Excerpts from a figure dataset:
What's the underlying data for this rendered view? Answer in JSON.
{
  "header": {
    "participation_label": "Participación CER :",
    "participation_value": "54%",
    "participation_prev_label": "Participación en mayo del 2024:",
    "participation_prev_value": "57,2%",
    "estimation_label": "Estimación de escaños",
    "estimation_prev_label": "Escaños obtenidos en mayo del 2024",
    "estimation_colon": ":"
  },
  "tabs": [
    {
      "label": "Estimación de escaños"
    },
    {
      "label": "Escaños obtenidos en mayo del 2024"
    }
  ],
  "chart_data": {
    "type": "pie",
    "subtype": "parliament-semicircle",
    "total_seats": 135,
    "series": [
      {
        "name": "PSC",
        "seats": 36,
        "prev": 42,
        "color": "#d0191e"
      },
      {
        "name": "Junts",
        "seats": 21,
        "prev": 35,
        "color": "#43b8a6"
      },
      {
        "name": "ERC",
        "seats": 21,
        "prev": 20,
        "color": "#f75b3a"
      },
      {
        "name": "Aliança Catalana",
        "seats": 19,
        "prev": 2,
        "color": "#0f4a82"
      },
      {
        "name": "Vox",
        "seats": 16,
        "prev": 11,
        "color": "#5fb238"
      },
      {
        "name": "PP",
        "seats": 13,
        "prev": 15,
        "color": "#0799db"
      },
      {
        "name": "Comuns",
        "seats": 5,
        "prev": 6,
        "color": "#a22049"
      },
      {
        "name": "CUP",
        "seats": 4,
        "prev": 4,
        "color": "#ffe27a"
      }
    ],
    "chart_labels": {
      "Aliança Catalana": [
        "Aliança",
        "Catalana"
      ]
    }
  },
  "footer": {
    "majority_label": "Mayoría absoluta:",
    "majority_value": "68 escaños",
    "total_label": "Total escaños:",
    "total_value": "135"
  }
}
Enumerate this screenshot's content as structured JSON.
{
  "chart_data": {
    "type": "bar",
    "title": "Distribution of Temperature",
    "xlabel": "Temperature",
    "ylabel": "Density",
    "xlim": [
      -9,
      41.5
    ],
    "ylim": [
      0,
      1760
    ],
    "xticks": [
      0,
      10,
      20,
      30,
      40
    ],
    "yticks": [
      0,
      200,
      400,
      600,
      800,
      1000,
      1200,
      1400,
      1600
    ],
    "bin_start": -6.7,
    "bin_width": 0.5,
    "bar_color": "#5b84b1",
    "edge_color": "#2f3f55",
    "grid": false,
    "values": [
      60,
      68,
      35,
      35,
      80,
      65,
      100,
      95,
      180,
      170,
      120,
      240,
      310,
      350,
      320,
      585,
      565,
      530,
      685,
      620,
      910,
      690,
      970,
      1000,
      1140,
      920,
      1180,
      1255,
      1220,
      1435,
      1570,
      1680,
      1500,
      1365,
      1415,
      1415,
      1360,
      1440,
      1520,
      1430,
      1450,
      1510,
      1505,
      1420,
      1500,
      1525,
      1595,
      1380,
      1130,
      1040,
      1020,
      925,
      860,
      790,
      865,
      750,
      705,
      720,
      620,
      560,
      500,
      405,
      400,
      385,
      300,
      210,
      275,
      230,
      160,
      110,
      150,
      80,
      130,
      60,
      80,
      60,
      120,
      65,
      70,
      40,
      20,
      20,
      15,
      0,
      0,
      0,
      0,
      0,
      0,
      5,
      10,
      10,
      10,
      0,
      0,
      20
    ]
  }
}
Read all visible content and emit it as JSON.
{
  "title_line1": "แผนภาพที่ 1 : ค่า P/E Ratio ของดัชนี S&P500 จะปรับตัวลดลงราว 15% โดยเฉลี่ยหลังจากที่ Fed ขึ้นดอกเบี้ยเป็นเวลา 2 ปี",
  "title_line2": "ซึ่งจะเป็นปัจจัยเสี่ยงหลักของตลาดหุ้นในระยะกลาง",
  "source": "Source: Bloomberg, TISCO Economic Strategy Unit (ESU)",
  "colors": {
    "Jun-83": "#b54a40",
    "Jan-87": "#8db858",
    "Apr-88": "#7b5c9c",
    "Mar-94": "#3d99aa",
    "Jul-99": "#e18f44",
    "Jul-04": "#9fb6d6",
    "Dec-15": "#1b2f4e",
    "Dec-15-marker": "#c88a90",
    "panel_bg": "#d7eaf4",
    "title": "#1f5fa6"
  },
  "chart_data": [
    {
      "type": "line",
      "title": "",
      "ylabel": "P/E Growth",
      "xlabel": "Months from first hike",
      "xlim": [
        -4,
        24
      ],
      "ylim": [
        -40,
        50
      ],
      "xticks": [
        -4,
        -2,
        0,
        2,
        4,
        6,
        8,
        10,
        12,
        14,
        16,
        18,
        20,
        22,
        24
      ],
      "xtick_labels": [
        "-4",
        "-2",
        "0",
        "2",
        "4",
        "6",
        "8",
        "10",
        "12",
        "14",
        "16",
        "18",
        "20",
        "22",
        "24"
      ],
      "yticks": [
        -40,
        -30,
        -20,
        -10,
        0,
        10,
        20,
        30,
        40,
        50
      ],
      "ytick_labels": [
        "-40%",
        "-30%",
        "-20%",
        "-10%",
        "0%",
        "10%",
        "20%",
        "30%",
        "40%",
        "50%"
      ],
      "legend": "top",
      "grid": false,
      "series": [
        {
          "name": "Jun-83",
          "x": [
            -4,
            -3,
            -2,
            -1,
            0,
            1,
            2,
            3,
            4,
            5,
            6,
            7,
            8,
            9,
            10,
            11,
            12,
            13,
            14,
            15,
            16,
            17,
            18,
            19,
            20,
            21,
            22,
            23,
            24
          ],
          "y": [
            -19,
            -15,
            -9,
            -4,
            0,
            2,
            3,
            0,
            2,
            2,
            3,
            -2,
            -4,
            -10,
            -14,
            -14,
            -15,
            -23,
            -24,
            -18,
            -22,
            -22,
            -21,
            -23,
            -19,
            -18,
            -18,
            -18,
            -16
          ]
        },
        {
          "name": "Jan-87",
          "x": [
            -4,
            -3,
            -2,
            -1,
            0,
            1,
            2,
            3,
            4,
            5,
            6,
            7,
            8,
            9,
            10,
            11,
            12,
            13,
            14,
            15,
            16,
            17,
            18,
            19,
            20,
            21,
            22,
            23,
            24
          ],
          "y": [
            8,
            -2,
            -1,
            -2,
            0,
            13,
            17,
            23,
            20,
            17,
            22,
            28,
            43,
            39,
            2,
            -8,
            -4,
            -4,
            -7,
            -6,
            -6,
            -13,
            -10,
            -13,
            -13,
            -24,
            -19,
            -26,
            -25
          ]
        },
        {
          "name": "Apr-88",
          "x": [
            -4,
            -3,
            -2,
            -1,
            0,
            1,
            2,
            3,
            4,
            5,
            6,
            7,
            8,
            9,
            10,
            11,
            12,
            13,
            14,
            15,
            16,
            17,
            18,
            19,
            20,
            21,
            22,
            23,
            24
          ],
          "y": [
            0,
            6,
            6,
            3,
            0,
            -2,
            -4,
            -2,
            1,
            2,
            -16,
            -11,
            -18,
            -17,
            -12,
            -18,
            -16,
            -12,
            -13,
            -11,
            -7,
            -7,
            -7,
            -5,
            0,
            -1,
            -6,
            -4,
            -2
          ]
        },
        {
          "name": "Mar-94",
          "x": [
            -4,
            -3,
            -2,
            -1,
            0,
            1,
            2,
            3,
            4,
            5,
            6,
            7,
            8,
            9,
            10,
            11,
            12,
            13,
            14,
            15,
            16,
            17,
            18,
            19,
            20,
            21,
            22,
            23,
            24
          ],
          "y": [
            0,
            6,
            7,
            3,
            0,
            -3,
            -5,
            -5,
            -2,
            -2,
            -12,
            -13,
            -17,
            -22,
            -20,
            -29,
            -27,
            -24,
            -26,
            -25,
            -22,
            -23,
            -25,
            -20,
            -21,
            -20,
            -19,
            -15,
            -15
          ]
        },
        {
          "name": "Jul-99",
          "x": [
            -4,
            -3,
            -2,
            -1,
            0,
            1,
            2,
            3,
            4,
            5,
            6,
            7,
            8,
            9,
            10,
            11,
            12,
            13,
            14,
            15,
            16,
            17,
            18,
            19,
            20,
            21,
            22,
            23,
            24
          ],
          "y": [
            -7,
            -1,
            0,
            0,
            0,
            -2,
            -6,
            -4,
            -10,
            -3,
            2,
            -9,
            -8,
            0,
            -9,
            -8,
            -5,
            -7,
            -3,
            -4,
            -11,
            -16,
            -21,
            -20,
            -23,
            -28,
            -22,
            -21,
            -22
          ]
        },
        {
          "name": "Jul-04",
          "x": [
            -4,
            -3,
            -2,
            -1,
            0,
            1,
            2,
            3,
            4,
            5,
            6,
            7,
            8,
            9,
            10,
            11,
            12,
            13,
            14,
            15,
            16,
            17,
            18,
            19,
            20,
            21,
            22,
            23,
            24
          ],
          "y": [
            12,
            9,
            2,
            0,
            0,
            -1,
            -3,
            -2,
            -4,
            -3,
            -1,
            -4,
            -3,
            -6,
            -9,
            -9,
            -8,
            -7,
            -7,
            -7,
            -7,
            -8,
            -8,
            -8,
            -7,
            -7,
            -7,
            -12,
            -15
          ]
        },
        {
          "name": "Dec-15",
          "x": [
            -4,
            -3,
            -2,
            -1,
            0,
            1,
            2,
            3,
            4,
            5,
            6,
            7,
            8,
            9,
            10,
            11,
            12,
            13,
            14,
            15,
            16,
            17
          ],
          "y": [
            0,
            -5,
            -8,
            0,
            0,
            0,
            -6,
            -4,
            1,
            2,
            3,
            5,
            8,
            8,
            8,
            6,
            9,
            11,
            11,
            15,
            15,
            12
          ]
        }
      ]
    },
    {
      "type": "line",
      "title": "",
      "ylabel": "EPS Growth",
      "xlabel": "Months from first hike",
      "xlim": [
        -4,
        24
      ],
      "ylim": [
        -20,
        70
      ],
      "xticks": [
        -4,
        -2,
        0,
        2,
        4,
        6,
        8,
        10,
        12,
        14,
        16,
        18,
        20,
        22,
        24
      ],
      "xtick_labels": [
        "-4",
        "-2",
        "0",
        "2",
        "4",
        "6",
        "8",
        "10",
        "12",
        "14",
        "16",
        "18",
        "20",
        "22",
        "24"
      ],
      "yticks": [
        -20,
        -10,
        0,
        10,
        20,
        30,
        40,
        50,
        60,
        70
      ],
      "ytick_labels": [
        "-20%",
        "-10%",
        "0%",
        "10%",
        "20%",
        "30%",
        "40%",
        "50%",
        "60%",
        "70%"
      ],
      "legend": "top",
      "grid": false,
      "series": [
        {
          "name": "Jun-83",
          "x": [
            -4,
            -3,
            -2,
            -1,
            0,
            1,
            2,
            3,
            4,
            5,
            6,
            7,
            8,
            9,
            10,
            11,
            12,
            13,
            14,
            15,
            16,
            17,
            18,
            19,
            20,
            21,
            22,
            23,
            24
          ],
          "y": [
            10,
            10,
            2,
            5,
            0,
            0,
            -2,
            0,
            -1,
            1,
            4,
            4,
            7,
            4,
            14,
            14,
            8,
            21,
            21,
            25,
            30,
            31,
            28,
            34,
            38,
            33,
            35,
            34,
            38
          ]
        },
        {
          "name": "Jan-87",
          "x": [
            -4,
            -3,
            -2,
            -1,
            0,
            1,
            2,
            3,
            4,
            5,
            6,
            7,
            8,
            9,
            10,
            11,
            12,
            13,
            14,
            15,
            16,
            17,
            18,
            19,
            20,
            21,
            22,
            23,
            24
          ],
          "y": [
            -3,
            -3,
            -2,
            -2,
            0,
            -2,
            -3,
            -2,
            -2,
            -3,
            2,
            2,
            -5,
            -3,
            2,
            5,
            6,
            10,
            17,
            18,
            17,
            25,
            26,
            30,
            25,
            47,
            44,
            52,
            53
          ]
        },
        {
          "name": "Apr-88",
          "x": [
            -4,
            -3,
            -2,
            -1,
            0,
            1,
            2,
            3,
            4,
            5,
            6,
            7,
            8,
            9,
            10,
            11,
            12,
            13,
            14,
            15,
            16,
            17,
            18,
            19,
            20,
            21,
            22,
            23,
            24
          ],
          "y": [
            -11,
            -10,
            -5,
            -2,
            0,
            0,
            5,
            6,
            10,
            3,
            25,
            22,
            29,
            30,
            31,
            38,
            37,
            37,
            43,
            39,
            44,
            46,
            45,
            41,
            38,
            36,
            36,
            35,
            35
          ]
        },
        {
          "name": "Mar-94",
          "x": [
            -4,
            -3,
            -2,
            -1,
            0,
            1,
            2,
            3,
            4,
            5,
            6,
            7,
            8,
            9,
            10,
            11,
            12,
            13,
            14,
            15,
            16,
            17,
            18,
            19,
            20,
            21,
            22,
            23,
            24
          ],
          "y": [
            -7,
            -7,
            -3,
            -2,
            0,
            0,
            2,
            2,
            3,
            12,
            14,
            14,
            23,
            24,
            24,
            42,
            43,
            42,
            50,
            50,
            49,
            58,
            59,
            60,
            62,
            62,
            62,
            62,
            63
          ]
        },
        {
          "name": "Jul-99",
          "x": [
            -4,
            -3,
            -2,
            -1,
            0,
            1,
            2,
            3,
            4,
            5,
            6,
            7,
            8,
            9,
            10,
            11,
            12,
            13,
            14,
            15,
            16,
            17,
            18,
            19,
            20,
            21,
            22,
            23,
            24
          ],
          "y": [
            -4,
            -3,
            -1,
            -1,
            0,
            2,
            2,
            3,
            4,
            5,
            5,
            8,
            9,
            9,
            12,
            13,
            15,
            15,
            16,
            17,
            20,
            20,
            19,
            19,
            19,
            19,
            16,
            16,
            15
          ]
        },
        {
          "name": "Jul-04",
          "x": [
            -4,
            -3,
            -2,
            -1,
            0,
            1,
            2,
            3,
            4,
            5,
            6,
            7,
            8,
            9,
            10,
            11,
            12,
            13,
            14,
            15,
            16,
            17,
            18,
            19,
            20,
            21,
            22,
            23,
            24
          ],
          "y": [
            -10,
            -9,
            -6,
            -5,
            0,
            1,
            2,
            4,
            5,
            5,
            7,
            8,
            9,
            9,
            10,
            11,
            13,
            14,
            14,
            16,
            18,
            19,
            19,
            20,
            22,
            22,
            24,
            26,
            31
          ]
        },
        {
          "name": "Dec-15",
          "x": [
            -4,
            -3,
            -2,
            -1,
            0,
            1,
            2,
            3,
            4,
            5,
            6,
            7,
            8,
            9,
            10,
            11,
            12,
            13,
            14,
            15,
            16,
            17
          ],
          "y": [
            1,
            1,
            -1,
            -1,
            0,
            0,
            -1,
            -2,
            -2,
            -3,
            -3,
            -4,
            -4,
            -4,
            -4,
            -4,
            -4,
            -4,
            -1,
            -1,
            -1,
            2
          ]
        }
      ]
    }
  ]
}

**Short task**. Find every line that holds "JSON" and copy it.

**The completed task**.
What's the underlying data for this rendered view? Answer in JSON.
Enumerate this screenshot's content as structured JSON.
Read all visible content and emit it as JSON.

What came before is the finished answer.